**What the task asks**
Print out the material that follows word for word.

**Exercise input**
________________________
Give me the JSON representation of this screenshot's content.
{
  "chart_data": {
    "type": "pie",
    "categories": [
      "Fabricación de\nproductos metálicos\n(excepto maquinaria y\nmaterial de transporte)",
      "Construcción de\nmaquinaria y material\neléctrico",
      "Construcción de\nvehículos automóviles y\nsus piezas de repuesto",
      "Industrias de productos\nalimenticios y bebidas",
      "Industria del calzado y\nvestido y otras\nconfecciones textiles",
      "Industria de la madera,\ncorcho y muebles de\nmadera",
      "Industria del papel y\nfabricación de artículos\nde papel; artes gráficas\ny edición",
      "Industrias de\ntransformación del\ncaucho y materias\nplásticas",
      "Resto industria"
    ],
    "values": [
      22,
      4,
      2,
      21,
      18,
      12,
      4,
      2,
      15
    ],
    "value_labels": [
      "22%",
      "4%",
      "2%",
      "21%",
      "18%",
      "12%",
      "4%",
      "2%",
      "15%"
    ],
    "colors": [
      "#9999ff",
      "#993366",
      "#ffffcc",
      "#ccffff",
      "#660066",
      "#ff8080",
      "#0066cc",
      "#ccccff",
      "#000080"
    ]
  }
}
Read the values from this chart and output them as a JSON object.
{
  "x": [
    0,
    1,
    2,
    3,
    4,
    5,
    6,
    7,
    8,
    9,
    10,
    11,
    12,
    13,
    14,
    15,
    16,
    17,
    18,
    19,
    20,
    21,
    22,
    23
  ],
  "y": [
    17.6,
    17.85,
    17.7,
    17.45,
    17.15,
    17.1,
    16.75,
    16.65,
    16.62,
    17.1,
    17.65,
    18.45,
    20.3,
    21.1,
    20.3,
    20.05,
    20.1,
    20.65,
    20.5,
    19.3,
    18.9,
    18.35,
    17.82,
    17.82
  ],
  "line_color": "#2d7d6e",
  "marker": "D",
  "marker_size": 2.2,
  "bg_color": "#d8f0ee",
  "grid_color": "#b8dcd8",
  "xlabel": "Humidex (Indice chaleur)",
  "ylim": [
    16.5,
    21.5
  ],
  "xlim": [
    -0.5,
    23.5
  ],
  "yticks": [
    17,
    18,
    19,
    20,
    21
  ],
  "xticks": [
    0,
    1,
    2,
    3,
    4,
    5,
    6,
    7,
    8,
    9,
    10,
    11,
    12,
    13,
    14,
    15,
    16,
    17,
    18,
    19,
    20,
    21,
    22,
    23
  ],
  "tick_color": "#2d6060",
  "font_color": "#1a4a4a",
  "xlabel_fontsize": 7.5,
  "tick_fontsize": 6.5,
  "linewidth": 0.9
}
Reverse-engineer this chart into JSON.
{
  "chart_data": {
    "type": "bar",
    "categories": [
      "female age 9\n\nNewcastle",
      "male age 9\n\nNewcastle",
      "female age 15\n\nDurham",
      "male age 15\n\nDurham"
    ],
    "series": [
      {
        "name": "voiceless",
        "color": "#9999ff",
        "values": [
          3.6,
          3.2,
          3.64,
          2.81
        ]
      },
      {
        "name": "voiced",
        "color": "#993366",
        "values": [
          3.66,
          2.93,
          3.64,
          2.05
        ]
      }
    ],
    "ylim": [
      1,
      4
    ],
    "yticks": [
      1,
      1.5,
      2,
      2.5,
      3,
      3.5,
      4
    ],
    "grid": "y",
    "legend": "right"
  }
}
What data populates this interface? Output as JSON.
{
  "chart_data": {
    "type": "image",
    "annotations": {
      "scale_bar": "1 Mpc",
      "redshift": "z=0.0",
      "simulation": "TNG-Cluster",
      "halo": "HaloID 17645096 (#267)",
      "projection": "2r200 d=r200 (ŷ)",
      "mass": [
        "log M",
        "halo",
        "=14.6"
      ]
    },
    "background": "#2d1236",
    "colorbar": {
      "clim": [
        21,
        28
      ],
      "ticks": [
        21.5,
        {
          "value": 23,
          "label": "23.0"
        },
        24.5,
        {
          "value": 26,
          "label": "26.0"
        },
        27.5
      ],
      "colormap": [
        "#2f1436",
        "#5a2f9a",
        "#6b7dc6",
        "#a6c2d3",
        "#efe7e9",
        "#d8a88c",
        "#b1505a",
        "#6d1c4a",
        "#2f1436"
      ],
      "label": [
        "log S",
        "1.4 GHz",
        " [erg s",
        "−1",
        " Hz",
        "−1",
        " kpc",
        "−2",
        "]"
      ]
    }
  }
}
________________________
**Worked solution**
Give me the JSON representation of this screenshot's content.
{
  "chart_data": {
    "type": "pie",
    "categories": [
      "Fabricación de\nproductos metálicos\n(excepto maquinaria y\nmaterial de transporte)",
      "Construcción de\nmaquinaria y material\neléctrico",
      "Construcción de\nvehículos automóviles y\nsus piezas de repuesto",
      "Industrias de productos\nalimenticios y bebidas",
      "Industria del calzado y\nvestido y otras\nconfecciones textiles",
      "Industria de la madera,\ncorcho y muebles de\nmadera",
      "Industria del papel y\nfabricación de artículos\nde papel; artes gráficas\ny edición",
      "Industrias de\ntransformación del\ncaucho y materias\nplásticas",
      "Resto industria"
    ],
    "values": [
      22,
      4,
      2,
      21,
      18,
      12,
      4,
      2,
      15
    ],
    "value_labels": [
      "22%",
      "4%",
      "2%",
      "21%",
      "18%",
      "12%",
      "4%",
      "2%",
      "15%"
    ],
    "colors": [
      "#9999ff",
      "#993366",
      "#ffffcc",
      "#ccffff",
      "#660066",
      "#ff8080",
      "#0066cc",
      "#ccccff",
      "#000080"
    ]
  }
}
Read the values from this chart and output them as a JSON object.
{
  "x": [
    0,
    1,
    2,
    3,
    4,
    5,
    6,
    7,
    8,
    9,
    10,
    11,
    12,
    13,
    14,
    15,
    16,
    17,
    18,
    19,
    20,
    21,
    22,
    23
  ],
  "y": [
    17.6,
    17.85,
    17.7,
    17.45,
    17.15,
    17.1,
    16.75,
    16.65,
    16.62,
    17.1,
    17.65,
    18.45,
    20.3,
    21.1,
    20.3,
    20.05,
    20.1,
    20.65,
    20.5,
    19.3,
    18.9,
    18.35,
    17.82,
    17.82
  ],
  "line_color": "#2d7d6e",
  "marker": "D",
  "marker_size": 2.2,
  "bg_color": "#d8f0ee",
  "grid_color": "#b8dcd8",
  "xlabel": "Humidex (Indice chaleur)",
  "ylim": [
    16.5,
    21.5
  ],
  "xlim": [
    -0.5,
    23.5
  ],
  "yticks": [
    17,
    18,
    19,
    20,
    21
  ],
  "xticks": [
    0,
    1,
    2,
    3,
    4,
    5,
    6,
    7,
    8,
    9,
    10,
    11,
    12,
    13,
    14,
    15,
    16,
    17,
    18,
    19,
    20,
    21,
    22,
    23
  ],
  "tick_color": "#2d6060",
  "font_color": "#1a4a4a",
  "xlabel_fontsize": 7.5,
  "tick_fontsize": 6.5,
  "linewidth": 0.9
}
Reverse-engineer this chart into JSON.
{
  "chart_data": {
    "type": "bar",
    "categories": [
      "female age 9\n\nNewcastle",
      "male age 9\n\nNewcastle",
      "female age 15\n\nDurham",
      "male age 15\n\nDurham"
    ],
    "series": [
      {
        "name": "voiceless",
        "color": "#9999ff",
        "values": [
          3.6,
          3.2,
          3.64,
          2.81
        ]
      },
      {
        "name": "voiced",
        "color": "#993366",
        "values": [
          3.66,
          2.93,
          3.64,
          2.05
        ]
      }
    ],
    "ylim": [
      1,
      4
    ],
    "yticks": [
      1,
      1.5,
      2,
      2.5,
      3,
      3.5,
      4
    ],
    "grid": "y",
    "legend": "right"
  }
}
What data populates this interface? Output as JSON.
{
  "chart_data": {
    "type": "image",
    "annotations": {
      "scale_bar": "1 Mpc",
      "redshift": "z=0.0",
      "simulation": "TNG-Cluster",
      "halo": "HaloID 17645096 (#267)",
      "projection": "2r200 d=r200 (ŷ)",
      "mass": [
        "log M",
        "halo",
        "=14.6"
      ]
    },
    "background": "#2d1236",
    "colorbar": {
      "clim": [
        21,
        28
      ],
      "ticks": [
        21.5,
        {
          "value": 23,
          "label": "23.0"
        },
        24.5,
        {
          "value": 26,
          "label": "26.0"
        },
        27.5
      ],
      "colormap": [
        "#2f1436",
        "#5a2f9a",
        "#6b7dc6",
        "#a6c2d3",
        "#efe7e9",
        "#d8a88c",
        "#b1505a",
        "#6d1c4a",
        "#2f1436"
      ],
      "label": [
        "log S",
        "1.4 GHz",
        " [erg s",
        "−1",
        " Hz",
        "−1",
        " kpc",
        "−2",
        "]"
      ]
    }
  }
}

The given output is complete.